SUPPLIED ENTRIES:
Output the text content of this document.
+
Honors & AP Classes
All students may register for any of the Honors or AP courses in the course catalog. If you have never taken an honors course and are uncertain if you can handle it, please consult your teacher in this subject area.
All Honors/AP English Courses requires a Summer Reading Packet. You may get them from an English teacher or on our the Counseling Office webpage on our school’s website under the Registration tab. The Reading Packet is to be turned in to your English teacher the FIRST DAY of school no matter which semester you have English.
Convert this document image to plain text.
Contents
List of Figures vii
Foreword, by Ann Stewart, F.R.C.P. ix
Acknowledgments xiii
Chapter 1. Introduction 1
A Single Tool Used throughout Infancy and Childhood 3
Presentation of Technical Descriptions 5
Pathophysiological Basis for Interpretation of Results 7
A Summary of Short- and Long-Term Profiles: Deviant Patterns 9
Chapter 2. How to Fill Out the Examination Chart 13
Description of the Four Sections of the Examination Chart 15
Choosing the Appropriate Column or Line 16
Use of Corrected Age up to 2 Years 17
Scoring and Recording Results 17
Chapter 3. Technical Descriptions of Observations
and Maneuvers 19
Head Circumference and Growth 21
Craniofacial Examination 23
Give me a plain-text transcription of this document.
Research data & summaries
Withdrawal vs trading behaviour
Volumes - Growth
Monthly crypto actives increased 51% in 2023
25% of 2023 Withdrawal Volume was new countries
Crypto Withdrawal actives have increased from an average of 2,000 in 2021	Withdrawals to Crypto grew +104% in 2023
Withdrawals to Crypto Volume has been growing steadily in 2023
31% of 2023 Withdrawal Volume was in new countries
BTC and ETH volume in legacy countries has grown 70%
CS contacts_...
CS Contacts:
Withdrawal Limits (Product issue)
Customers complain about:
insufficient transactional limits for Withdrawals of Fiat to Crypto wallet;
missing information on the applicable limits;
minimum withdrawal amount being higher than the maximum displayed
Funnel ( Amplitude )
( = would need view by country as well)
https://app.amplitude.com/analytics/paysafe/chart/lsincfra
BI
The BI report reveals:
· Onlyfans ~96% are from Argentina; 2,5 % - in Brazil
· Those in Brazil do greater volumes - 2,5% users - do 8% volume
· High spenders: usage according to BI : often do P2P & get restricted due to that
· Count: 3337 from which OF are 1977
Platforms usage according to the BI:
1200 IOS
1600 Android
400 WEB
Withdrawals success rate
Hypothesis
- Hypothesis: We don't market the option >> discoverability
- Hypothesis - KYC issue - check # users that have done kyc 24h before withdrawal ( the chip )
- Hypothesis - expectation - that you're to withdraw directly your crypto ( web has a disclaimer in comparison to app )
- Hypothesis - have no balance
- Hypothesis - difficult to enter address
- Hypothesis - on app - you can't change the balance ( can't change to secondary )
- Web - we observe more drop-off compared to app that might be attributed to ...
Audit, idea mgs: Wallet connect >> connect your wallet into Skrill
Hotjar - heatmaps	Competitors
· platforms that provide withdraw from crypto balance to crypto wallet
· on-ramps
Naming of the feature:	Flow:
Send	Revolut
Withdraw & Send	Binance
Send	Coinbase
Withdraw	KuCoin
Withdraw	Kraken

BRIEF:
Using the listing above, return all lines where the word "text" occurs.

RESPONSE:
Output the text content of this document.
Convert this document image to plain text.
Give me a plain-text transcription of this document.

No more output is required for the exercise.